PROBLEM> Gather the lines below that include the string "State", copying each in full.
::::
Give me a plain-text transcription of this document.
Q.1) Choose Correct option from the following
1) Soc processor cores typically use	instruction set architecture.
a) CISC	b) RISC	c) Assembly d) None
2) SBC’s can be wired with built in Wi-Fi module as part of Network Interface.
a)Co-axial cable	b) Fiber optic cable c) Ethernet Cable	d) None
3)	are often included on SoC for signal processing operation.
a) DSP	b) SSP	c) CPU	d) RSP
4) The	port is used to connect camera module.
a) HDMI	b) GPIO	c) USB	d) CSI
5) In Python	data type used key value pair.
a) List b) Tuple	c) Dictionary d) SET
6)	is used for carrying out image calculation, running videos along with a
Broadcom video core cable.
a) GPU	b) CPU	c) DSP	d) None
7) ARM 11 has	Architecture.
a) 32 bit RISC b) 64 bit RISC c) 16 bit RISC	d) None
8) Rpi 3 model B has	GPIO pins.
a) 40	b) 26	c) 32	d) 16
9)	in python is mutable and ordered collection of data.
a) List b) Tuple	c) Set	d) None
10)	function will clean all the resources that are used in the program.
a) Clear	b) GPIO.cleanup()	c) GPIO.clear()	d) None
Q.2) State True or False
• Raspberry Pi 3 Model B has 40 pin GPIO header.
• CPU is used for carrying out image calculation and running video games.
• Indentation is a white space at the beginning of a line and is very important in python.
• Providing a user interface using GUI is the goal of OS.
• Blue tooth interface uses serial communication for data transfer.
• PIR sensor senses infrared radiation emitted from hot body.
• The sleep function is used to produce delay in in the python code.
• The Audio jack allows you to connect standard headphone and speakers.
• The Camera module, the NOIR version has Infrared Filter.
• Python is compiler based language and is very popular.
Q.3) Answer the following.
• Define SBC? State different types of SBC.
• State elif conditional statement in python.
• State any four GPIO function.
::::
TASK ANSWER>
Q.2) State True or False
• Define SBC? State different types of SBC.
• State elif conditional statement in python.
• State any four GPIO function.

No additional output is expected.